[Items listed in a dataset]
::::::
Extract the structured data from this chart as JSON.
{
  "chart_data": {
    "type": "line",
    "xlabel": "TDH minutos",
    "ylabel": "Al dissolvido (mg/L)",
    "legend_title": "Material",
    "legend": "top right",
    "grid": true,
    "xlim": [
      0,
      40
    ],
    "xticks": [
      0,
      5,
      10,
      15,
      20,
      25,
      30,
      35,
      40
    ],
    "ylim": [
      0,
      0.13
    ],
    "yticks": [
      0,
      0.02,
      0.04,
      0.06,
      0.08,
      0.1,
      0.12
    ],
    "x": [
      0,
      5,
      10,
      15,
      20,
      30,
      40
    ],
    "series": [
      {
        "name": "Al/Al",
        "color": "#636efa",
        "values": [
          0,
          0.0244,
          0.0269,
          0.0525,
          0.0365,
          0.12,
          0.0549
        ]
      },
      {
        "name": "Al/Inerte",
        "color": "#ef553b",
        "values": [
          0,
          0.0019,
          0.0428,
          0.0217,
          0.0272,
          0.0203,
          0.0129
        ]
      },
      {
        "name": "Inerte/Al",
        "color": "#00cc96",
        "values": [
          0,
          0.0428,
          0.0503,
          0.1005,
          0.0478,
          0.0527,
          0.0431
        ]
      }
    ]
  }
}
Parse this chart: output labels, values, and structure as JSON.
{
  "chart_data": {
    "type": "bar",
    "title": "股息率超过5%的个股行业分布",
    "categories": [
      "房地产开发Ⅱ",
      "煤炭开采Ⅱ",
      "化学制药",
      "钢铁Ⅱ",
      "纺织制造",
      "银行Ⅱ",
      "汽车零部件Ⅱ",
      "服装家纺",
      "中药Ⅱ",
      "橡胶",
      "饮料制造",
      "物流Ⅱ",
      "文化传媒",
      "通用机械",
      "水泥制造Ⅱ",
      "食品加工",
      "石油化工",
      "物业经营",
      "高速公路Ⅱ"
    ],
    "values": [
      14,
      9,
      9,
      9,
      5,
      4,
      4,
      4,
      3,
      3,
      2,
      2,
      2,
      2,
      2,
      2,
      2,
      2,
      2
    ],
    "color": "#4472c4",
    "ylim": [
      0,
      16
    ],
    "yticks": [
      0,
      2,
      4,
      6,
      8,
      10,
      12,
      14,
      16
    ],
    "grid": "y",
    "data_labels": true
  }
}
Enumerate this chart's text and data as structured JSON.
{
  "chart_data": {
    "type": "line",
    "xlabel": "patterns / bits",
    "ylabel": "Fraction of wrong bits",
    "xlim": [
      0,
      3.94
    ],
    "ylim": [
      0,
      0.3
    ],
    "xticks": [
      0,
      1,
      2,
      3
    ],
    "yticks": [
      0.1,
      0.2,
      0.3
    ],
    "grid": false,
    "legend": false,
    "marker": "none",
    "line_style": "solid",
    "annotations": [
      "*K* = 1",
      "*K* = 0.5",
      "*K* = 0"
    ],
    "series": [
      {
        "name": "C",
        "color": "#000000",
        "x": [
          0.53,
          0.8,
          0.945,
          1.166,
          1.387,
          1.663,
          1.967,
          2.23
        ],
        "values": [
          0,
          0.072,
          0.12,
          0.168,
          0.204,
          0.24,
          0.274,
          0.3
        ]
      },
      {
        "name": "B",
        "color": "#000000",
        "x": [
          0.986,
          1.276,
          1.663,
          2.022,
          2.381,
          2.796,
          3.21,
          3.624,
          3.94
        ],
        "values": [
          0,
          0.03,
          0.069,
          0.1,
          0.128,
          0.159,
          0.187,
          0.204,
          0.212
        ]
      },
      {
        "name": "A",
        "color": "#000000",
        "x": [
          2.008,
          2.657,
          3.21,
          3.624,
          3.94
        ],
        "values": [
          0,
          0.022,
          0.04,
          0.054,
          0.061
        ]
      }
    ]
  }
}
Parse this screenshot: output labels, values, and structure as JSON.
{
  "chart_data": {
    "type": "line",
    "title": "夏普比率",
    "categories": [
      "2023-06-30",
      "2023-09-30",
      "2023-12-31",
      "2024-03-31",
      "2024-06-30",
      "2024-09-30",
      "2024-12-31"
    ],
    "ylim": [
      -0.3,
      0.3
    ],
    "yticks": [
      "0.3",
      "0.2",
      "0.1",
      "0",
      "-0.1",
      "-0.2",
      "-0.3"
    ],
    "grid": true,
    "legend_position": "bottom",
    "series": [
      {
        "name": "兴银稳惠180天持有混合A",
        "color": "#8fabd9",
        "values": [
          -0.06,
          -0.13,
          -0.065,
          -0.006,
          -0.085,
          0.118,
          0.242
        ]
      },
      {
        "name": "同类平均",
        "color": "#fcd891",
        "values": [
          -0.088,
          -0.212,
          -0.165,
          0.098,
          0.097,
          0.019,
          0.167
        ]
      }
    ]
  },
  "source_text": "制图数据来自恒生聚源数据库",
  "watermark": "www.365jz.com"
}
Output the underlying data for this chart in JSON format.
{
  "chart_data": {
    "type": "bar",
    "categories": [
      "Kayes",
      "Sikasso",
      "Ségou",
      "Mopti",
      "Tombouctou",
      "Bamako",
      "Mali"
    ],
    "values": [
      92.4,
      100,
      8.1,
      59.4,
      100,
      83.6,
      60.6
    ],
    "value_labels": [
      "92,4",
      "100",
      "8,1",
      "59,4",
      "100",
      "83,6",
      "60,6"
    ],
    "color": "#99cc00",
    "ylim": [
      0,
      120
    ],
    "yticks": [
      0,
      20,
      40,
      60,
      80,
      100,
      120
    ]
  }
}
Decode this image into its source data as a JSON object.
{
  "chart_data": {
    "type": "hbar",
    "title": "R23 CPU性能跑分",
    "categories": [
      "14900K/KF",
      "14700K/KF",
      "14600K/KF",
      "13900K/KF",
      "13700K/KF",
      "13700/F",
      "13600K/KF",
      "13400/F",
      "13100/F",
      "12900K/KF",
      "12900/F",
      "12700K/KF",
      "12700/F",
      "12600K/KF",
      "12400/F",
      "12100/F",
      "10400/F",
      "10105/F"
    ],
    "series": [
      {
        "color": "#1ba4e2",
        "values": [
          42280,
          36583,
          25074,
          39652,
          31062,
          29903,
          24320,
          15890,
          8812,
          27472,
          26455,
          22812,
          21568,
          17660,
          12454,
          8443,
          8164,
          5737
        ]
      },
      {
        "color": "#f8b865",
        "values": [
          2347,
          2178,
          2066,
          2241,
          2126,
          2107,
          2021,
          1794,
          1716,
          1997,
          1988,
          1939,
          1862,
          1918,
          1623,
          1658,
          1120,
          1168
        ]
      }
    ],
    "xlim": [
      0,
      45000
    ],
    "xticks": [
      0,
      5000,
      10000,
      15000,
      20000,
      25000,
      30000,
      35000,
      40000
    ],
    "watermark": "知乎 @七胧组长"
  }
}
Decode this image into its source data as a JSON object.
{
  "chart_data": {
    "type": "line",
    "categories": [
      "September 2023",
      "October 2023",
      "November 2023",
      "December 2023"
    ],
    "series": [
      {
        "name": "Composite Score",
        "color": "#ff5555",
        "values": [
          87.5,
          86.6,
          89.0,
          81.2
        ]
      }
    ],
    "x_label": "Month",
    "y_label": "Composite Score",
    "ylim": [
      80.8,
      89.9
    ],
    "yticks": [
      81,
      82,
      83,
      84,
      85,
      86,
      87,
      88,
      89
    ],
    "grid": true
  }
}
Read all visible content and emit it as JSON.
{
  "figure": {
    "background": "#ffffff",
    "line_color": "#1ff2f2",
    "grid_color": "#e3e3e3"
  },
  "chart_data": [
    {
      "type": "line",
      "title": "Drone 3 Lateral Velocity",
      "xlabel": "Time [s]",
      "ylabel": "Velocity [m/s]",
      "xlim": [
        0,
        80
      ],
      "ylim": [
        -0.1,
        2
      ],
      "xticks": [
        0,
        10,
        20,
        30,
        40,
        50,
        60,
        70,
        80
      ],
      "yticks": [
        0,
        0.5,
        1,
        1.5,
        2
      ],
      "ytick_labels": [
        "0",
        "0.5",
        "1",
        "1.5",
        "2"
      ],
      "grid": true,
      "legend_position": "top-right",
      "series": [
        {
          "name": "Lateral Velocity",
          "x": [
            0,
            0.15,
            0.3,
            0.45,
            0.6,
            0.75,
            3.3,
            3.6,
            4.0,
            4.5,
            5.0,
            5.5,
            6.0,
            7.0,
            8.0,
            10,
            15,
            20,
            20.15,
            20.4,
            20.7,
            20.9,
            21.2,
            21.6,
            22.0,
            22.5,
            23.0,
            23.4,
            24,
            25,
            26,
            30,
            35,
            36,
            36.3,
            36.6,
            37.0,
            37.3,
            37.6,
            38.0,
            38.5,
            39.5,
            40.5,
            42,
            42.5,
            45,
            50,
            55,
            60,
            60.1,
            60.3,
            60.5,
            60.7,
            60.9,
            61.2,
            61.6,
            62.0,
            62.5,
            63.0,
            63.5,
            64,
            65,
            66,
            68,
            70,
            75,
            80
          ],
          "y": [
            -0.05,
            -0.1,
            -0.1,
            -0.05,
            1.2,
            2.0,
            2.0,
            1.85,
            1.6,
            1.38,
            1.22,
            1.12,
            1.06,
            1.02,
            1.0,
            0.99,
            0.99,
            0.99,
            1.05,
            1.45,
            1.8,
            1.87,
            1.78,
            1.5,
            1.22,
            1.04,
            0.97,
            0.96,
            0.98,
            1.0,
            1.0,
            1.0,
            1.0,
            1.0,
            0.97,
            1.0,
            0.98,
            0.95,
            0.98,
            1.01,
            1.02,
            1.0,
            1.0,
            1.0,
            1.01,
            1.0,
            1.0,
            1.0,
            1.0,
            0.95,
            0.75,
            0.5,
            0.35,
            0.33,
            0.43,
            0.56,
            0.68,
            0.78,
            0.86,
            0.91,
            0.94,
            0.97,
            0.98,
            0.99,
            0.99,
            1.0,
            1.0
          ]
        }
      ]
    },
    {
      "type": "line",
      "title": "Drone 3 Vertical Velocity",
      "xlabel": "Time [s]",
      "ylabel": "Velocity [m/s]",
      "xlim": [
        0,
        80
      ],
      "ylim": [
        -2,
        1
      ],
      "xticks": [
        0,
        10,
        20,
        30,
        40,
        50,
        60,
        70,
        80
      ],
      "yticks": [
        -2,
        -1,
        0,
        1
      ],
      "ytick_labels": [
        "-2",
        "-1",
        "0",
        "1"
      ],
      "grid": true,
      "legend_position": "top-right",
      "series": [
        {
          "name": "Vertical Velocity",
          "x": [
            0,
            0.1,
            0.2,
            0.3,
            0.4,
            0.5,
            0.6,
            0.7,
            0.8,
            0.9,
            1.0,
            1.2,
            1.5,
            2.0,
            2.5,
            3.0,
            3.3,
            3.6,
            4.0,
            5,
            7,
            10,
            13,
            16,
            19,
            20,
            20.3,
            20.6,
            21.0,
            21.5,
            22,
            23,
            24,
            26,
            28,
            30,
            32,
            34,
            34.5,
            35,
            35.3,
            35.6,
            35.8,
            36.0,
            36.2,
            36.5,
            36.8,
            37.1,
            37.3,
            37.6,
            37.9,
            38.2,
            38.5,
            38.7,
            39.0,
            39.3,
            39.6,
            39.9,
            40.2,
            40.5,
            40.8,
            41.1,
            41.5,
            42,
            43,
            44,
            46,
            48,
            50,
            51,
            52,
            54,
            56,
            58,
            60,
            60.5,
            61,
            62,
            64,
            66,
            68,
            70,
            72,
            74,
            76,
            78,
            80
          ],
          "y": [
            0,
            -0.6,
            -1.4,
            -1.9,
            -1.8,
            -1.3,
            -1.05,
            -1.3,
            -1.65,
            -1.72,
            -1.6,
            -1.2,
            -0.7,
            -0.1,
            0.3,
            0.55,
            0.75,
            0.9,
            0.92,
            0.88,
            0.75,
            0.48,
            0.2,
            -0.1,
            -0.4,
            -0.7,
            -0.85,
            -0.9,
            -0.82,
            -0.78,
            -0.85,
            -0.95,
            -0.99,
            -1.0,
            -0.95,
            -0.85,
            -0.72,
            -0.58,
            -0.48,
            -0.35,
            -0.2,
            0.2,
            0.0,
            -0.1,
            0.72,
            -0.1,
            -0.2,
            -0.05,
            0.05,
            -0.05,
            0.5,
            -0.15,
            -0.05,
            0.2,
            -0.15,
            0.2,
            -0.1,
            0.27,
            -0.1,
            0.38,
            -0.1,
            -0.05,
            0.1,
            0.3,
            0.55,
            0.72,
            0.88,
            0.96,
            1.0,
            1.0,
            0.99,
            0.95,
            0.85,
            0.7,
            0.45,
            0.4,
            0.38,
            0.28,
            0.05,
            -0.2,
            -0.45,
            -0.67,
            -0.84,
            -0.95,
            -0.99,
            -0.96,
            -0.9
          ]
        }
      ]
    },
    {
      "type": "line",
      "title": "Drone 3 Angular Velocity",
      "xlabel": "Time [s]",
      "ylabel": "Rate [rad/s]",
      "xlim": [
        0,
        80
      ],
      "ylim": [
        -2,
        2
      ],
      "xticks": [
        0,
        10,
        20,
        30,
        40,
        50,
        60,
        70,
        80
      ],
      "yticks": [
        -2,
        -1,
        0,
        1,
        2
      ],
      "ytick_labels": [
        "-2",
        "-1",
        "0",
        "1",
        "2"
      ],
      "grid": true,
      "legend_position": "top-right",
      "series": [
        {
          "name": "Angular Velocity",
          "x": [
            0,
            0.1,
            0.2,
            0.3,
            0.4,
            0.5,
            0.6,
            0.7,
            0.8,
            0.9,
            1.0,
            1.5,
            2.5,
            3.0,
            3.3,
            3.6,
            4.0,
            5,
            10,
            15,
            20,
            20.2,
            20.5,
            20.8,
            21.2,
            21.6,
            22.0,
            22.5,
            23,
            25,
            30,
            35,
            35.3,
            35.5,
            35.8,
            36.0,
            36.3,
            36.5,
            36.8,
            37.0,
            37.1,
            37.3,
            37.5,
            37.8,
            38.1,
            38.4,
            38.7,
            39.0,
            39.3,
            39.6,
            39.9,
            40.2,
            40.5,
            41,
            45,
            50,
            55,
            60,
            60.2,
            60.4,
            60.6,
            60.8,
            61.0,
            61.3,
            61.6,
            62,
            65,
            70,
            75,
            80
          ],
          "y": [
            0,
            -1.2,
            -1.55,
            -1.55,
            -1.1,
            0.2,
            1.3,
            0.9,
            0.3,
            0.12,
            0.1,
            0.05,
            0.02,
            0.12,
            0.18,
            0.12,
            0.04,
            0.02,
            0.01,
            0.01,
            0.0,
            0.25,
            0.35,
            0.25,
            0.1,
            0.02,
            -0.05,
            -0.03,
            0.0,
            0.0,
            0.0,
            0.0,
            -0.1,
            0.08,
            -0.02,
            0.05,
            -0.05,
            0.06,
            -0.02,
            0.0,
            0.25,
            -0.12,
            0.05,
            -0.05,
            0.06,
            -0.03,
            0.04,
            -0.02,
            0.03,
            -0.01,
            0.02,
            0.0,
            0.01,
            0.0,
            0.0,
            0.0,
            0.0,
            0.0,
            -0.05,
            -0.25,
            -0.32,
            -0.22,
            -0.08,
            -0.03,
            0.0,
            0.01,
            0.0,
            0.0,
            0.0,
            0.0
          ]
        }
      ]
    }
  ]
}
::::::
● **TASK INSTRUCTIONS**: In the data above, how many lines contain the string "structured"? Answer with the number only.

● **REPLY**: 2